| Dataset records |
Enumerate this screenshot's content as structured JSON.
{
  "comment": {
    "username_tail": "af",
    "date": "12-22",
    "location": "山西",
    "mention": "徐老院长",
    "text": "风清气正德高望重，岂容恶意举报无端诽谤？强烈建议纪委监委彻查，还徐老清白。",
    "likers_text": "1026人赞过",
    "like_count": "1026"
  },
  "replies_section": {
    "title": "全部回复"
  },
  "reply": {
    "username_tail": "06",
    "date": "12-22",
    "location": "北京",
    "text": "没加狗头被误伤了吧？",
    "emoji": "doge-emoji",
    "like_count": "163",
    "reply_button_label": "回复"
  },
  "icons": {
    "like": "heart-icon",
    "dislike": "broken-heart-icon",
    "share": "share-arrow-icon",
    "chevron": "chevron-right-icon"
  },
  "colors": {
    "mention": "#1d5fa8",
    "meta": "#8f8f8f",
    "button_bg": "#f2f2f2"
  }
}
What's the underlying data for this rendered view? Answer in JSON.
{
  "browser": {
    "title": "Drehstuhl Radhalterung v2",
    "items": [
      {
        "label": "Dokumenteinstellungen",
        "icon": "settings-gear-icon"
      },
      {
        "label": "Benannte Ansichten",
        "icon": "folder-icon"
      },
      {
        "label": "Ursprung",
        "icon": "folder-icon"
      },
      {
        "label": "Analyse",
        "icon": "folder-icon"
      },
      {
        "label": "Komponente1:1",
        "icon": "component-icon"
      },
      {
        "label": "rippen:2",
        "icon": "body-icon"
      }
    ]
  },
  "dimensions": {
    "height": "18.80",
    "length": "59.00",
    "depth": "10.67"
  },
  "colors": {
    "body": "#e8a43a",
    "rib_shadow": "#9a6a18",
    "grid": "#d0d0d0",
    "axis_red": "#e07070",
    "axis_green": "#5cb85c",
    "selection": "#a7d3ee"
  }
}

| Task requirements |
Please reproduce every line of the material word for word.

| Task result |
Enumerate this screenshot's content as structured JSON.
{
  "comment": {
    "username_tail": "af",
    "date": "12-22",
    "location": "山西",
    "mention": "徐老院长",
    "text": "风清气正德高望重，岂容恶意举报无端诽谤？强烈建议纪委监委彻查，还徐老清白。",
    "likers_text": "1026人赞过",
    "like_count": "1026"
  },
  "replies_section": {
    "title": "全部回复"
  },
  "reply": {
    "username_tail": "06",
    "date": "12-22",
    "location": "北京",
    "text": "没加狗头被误伤了吧？",
    "emoji": "doge-emoji",
    "like_count": "163",
    "reply_button_label": "回复"
  },
  "icons": {
    "like": "heart-icon",
    "dislike": "broken-heart-icon",
    "share": "share-arrow-icon",
    "chevron": "chevron-right-icon"
  },
  "colors": {
    "mention": "#1d5fa8",
    "meta": "#8f8f8f",
    "button_bg": "#f2f2f2"
  }
}
What's the underlying data for this rendered view? Answer in JSON.
{
  "browser": {
    "title": "Drehstuhl Radhalterung v2",
    "items": [
      {
        "label": "Dokumenteinstellungen",
        "icon": "settings-gear-icon"
      },
      {
        "label": "Benannte Ansichten",
        "icon": "folder-icon"
      },
      {
        "label": "Ursprung",
        "icon": "folder-icon"
      },
      {
        "label": "Analyse",
        "icon": "folder-icon"
      },
      {
        "label": "Komponente1:1",
        "icon": "component-icon"
      },
      {
        "label": "rippen:2",
        "icon": "body-icon"
      }
    ]
  },
  "dimensions": {
    "height": "18.80",
    "length": "59.00",
    "depth": "10.67"
  },
  "colors": {
    "body": "#e8a43a",
    "rib_shadow": "#9a6a18",
    "grid": "#d0d0d0",
    "axis_red": "#e07070",
    "axis_green": "#5cb85c",
    "selection": "#a7d3ee"
  }
}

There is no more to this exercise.